**Aim of the exercise**
For this exercise, repeat all of the material verbatim apart from its images.

**Records to process**

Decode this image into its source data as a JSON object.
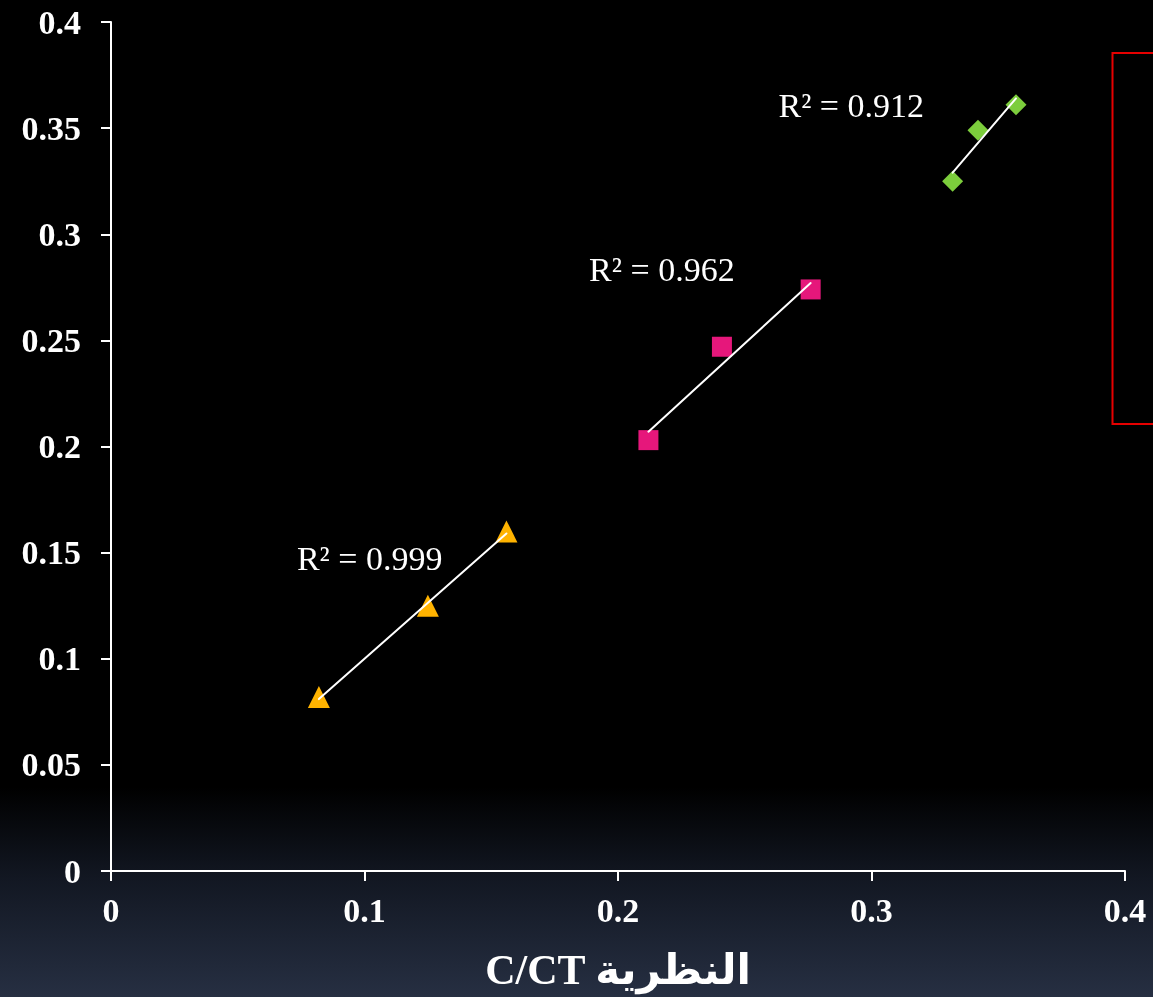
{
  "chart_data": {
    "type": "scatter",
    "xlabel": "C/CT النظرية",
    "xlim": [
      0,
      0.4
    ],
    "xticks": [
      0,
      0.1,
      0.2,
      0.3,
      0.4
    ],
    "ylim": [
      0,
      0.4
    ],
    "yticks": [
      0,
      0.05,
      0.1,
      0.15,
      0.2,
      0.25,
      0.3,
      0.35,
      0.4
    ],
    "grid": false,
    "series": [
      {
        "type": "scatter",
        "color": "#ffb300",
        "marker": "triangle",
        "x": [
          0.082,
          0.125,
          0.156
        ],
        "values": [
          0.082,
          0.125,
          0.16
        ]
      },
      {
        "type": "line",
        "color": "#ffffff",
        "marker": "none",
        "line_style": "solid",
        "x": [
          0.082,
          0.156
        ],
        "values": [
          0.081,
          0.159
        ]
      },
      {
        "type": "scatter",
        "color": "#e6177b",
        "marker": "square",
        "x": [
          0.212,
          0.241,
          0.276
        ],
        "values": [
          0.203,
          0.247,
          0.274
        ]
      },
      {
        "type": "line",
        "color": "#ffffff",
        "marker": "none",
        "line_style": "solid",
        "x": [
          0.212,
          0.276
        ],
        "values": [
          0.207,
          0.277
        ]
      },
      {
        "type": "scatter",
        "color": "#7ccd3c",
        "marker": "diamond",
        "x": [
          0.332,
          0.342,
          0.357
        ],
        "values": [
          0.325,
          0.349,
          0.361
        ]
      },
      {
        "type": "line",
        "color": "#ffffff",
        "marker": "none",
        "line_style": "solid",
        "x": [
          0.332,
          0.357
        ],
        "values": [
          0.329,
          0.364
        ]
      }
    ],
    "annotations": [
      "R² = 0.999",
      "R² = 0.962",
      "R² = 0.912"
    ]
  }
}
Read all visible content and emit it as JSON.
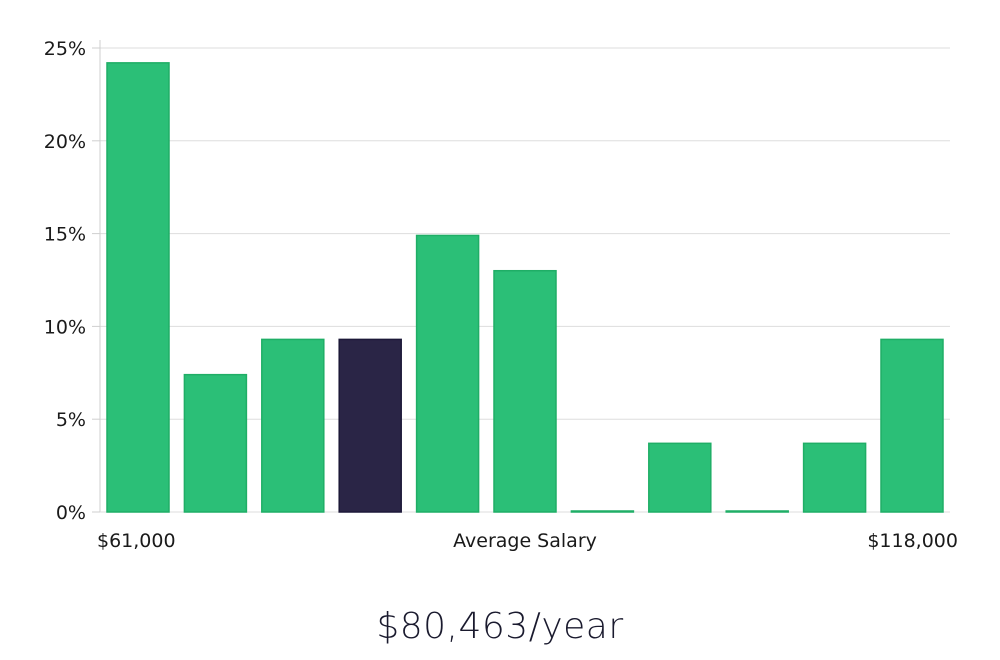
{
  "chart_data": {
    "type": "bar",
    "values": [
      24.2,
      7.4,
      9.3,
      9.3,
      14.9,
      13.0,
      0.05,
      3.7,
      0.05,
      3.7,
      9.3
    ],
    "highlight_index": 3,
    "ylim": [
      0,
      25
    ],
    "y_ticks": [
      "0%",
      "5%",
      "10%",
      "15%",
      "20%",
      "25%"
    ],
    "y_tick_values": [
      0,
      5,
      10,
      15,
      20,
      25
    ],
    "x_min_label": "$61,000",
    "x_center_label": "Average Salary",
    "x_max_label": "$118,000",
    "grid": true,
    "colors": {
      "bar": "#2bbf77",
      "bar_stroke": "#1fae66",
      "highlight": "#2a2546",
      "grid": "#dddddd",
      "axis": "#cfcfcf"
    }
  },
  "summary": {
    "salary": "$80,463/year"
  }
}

**Full solution**
Decode this image into its source data as a JSON object.
{
  "chart_data": {
    "type": "scatter",
    "xlabel": "C/CT النظرية",
    "xlim": [
      0,
      0.4
    ],
    "xticks": [
      0,
      0.1,
      0.2,
      0.3,
      0.4
    ],
    "ylim": [
      0,
      0.4
    ],
    "yticks": [
      0,
      0.05,
      0.1,
      0.15,
      0.2,
      0.25,
      0.3,
      0.35,
      0.4
    ],
    "grid": false,
    "series": [
      {
        "type": "scatter",
        "color": "#ffb300",
        "marker": "triangle",
        "x": [
          0.082,
          0.125,
          0.156
        ],
        "values": [
          0.082,
          0.125,
          0.16
        ]
      },
      {
        "type": "line",
        "color": "#ffffff",
        "marker": "none",
        "line_style": "solid",
        "x": [
          0.082,
          0.156
        ],
        "values": [
          0.081,
          0.159
        ]
      },
      {
        "type": "scatter",
        "color": "#e6177b",
        "marker": "square",
        "x": [
          0.212,
          0.241,
          0.276
        ],
        "values": [
          0.203,
          0.247,
          0.274
        ]
      },
      {
        "type": "line",
        "color": "#ffffff",
        "marker": "none",
        "line_style": "solid",
        "x": [
          0.212,
          0.276
        ],
        "values": [
          0.207,
          0.277
        ]
      },
      {
        "type": "scatter",
        "color": "#7ccd3c",
        "marker": "diamond",
        "x": [
          0.332,
          0.342,
          0.357
        ],
        "values": [
          0.325,
          0.349,
          0.361
        ]
      },
      {
        "type": "line",
        "color": "#ffffff",
        "marker": "none",
        "line_style": "solid",
        "x": [
          0.332,
          0.357
        ],
        "values": [
          0.329,
          0.364
        ]
      }
    ],
    "annotations": [
      "R² = 0.999",
      "R² = 0.962",
      "R² = 0.912"
    ]
  }
}
Read all visible content and emit it as JSON.
{
  "chart_data": {
    "type": "bar",
    "values": [
      24.2,
      7.4,
      9.3,
      9.3,
      14.9,
      13.0,
      0.05,
      3.7,
      0.05,
      3.7,
      9.3
    ],
    "highlight_index": 3,
    "ylim": [
      0,
      25
    ],
    "y_ticks": [
      "0%",
      "5%",
      "10%",
      "15%",
      "20%",
      "25%"
    ],
    "y_tick_values": [
      0,
      5,
      10,
      15,
      20,
      25
    ],
    "x_min_label": "$61,000",
    "x_center_label": "Average Salary",
    "x_max_label": "$118,000",
    "grid": true,
    "colors": {
      "bar": "#2bbf77",
      "bar_stroke": "#1fae66",
      "highlight": "#2a2546",
      "grid": "#dddddd",
      "axis": "#cfcfcf"
    }
  },
  "summary": {
    "salary": "$80,463/year"
  }
}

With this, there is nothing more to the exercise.